[What the task asks] Will you write out all the entries below exactly?

Data listing:
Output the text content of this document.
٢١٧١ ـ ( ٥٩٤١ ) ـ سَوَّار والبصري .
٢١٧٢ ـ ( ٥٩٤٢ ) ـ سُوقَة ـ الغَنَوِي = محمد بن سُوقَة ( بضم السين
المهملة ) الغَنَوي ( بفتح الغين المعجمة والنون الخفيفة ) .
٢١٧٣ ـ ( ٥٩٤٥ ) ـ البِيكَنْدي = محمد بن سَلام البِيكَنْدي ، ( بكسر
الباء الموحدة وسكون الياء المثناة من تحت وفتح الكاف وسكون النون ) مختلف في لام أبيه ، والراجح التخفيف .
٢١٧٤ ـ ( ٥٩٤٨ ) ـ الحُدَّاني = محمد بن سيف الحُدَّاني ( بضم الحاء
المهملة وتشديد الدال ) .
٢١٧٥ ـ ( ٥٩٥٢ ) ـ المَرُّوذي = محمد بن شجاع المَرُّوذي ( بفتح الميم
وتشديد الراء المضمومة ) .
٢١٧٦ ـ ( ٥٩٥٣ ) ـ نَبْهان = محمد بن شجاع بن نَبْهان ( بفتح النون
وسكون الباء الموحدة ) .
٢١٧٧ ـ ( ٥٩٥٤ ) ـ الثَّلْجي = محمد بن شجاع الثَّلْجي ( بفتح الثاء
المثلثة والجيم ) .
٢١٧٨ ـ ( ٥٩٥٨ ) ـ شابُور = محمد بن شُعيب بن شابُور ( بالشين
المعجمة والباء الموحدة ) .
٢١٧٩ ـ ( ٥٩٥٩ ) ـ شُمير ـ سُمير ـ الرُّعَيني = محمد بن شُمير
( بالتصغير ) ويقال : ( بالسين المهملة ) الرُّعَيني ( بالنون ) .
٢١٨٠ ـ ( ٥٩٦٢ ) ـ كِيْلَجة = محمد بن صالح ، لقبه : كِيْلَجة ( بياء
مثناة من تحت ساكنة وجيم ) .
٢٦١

[Worked answer]
Output the text content of this document.
٢١٧١ ـ ( ٥٩٤١ ) ـ سَوَّار والبصري .
٢١٧٢ ـ ( ٥٩٤٢ ) ـ سُوقَة ـ الغَنَوِي = محمد بن سُوقَة ( بضم السين
المهملة ) الغَنَوي ( بفتح الغين المعجمة والنون الخفيفة ) .
٢١٧٣ ـ ( ٥٩٤٥ ) ـ البِيكَنْدي = محمد بن سَلام البِيكَنْدي ، ( بكسر
الباء الموحدة وسكون الياء المثناة من تحت وفتح الكاف وسكون النون ) مختلف في لام أبيه ، والراجح التخفيف .
٢١٧٤ ـ ( ٥٩٤٨ ) ـ الحُدَّاني = محمد بن سيف الحُدَّاني ( بضم الحاء
المهملة وتشديد الدال ) .
٢١٧٥ ـ ( ٥٩٥٢ ) ـ المَرُّوذي = محمد بن شجاع المَرُّوذي ( بفتح الميم
وتشديد الراء المضمومة ) .
٢١٧٦ ـ ( ٥٩٥٣ ) ـ نَبْهان = محمد بن شجاع بن نَبْهان ( بفتح النون
وسكون الباء الموحدة ) .
٢١٧٧ ـ ( ٥٩٥٤ ) ـ الثَّلْجي = محمد بن شجاع الثَّلْجي ( بفتح الثاء
المثلثة والجيم ) .
٢١٧٨ ـ ( ٥٩٥٨ ) ـ شابُور = محمد بن شُعيب بن شابُور ( بالشين
المعجمة والباء الموحدة ) .
٢١٧٩ ـ ( ٥٩٥٩ ) ـ شُمير ـ سُمير ـ الرُّعَيني = محمد بن شُمير
( بالتصغير ) ويقال : ( بالسين المهملة ) الرُّعَيني ( بالنون ) .
٢١٨٠ ـ ( ٥٩٦٢ ) ـ كِيْلَجة = محمد بن صالح ، لقبه : كِيْلَجة ( بياء
مثناة من تحت ساكنة وجيم ) .
٢٦١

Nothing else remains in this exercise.